** START Data rows **

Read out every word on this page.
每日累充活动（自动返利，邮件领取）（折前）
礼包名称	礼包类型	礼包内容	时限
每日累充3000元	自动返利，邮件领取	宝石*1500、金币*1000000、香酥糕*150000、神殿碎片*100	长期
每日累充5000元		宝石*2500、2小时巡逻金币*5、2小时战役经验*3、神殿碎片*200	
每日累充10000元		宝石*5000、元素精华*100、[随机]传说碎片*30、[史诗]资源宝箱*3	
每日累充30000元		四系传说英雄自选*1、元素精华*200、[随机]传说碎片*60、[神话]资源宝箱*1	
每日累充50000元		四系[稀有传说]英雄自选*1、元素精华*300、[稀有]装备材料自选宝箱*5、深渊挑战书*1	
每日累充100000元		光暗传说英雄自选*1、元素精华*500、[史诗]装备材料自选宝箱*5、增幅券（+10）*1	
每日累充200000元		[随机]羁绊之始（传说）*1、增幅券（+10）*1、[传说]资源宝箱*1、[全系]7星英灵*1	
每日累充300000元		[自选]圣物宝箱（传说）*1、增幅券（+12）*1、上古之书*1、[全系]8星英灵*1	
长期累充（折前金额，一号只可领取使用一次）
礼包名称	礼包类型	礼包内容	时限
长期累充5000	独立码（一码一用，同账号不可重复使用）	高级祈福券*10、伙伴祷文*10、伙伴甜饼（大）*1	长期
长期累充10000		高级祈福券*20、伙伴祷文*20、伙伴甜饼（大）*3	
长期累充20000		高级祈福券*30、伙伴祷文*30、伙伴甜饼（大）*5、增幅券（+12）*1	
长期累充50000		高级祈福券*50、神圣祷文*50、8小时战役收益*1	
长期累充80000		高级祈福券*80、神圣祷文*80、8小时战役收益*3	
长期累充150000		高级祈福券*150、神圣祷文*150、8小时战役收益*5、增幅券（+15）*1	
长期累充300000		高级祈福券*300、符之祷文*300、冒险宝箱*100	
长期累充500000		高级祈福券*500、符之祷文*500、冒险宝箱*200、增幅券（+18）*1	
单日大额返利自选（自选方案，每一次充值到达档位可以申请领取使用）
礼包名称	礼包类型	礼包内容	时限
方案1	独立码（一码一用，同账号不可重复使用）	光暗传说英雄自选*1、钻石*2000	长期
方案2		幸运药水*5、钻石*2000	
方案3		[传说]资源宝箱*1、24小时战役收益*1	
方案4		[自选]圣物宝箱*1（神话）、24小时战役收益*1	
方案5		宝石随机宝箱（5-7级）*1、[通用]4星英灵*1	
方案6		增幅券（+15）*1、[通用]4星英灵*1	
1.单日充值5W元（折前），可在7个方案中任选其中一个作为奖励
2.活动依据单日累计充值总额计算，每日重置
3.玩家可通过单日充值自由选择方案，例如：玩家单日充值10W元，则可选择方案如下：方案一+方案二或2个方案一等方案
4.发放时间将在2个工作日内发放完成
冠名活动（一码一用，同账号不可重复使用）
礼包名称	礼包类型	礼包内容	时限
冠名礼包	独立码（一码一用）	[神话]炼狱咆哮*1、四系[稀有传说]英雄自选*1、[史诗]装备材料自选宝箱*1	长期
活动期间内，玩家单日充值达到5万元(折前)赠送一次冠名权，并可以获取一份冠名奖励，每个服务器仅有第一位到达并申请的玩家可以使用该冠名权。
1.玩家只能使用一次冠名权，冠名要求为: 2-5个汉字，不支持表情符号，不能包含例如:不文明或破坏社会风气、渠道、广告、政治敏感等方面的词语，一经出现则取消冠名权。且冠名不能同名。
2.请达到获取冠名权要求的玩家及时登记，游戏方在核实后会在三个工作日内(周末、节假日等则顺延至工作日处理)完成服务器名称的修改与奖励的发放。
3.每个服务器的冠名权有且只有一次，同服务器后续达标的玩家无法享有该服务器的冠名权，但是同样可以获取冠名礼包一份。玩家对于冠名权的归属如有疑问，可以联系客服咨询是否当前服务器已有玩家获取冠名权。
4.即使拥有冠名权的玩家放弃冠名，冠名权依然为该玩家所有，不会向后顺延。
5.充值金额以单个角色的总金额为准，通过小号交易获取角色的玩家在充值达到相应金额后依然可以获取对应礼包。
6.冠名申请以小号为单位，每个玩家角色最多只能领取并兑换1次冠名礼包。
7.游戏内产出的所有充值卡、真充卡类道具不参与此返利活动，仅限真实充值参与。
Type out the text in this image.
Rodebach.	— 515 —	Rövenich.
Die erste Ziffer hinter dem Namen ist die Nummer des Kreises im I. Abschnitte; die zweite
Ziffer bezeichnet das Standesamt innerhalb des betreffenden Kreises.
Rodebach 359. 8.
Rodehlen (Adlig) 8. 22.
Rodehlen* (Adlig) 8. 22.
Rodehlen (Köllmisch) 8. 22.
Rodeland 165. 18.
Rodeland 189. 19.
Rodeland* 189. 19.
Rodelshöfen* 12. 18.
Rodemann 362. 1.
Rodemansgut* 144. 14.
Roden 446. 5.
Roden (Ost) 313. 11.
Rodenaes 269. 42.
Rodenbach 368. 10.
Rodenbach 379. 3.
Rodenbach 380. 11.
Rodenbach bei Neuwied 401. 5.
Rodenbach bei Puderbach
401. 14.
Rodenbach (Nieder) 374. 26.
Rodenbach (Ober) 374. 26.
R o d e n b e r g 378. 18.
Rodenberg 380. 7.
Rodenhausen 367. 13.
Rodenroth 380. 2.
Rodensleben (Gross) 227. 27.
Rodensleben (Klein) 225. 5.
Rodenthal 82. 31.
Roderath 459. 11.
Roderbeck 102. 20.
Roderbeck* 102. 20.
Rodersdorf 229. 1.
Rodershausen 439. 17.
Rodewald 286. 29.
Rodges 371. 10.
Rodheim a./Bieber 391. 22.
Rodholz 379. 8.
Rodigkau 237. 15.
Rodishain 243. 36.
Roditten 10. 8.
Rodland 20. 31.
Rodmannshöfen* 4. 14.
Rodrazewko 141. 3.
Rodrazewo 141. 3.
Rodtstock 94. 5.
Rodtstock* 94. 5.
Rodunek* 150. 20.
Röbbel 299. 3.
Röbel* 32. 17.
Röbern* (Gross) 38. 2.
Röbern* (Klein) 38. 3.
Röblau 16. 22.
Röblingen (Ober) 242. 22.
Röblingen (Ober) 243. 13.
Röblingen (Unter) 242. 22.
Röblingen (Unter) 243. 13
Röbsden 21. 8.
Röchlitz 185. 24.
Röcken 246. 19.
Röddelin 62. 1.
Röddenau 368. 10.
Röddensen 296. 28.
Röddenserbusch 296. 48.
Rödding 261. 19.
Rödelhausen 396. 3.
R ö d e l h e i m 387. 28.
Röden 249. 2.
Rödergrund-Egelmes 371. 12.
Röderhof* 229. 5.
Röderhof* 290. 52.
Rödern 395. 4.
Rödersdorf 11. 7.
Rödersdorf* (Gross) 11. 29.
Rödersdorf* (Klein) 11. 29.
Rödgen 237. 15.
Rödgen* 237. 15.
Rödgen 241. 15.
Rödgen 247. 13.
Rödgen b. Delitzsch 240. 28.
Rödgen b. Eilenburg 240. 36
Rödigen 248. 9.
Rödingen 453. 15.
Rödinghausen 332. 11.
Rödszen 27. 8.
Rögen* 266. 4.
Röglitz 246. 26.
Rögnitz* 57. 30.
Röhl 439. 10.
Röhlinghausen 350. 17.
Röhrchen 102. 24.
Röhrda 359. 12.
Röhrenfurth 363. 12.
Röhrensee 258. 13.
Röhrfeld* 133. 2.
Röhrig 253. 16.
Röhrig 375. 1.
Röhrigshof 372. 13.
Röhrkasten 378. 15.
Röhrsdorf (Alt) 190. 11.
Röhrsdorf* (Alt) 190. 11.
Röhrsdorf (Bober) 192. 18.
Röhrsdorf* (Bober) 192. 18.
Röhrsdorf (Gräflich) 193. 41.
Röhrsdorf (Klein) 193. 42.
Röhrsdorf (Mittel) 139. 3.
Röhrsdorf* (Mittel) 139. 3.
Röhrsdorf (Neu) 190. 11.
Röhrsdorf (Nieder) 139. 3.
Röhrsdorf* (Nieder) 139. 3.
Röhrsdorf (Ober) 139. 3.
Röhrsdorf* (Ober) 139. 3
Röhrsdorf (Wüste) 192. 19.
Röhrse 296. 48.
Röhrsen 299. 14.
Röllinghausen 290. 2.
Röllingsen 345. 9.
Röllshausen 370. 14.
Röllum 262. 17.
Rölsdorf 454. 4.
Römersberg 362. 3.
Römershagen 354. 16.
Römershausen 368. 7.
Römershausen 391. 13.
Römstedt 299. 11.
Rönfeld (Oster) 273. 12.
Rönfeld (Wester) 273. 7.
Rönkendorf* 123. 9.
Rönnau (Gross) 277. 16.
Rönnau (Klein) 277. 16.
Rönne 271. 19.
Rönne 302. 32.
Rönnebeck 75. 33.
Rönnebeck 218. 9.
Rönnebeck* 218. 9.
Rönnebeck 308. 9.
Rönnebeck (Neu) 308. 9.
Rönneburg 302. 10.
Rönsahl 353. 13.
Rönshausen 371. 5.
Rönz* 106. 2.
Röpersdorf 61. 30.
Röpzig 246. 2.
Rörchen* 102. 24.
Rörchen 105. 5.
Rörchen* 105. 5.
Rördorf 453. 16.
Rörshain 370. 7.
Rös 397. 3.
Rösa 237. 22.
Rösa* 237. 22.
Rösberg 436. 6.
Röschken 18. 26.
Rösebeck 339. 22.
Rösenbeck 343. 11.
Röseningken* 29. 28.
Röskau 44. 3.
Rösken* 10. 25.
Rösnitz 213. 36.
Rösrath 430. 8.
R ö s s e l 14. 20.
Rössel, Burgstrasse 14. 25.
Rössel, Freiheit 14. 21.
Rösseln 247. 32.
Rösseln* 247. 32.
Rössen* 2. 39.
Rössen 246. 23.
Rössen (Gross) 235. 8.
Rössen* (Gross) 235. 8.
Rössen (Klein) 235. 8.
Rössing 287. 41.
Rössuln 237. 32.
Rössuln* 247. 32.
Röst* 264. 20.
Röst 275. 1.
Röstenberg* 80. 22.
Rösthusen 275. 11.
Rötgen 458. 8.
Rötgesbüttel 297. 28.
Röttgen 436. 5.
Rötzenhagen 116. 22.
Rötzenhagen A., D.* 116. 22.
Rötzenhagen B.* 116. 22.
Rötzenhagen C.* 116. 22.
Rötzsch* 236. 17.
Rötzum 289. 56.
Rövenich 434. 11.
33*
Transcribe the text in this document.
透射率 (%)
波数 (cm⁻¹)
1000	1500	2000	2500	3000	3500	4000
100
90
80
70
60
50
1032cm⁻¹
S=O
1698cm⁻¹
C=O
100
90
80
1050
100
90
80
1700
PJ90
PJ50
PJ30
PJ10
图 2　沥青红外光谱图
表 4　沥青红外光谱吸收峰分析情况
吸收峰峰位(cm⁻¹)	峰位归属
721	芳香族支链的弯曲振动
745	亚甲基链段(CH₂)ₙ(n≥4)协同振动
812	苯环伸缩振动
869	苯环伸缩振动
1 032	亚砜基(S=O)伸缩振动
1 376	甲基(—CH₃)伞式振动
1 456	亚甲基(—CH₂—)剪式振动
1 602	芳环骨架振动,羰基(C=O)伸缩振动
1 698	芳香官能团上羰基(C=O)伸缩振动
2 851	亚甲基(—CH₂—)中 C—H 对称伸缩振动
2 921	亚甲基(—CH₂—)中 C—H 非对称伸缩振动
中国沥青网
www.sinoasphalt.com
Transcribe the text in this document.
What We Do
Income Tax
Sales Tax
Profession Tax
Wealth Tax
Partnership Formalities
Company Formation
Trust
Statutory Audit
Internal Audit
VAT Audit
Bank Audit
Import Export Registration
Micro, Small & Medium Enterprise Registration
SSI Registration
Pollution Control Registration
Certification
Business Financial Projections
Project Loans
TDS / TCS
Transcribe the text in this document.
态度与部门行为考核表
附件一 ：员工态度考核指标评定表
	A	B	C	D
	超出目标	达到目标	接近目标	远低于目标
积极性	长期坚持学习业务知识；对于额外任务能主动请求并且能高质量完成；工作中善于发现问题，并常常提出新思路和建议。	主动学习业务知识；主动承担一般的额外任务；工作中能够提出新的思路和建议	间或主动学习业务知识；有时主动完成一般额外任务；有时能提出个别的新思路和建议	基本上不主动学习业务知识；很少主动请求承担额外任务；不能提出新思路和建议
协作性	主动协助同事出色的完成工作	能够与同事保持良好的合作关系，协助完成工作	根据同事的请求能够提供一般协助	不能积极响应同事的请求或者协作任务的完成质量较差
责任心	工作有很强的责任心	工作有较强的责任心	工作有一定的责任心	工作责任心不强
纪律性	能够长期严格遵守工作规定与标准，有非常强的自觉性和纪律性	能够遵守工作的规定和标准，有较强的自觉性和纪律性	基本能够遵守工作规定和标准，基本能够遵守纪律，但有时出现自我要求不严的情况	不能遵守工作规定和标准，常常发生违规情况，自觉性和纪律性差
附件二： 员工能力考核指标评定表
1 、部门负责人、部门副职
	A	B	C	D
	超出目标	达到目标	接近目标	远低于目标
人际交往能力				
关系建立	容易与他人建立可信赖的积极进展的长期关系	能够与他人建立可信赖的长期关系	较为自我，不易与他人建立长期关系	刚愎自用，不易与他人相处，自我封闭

** END Data rows **

> [Task statement]: Gather and return every line that holds the string "Audit".

> [Correct output]:
Statutory Audit
Internal Audit
VAT Audit
Bank Audit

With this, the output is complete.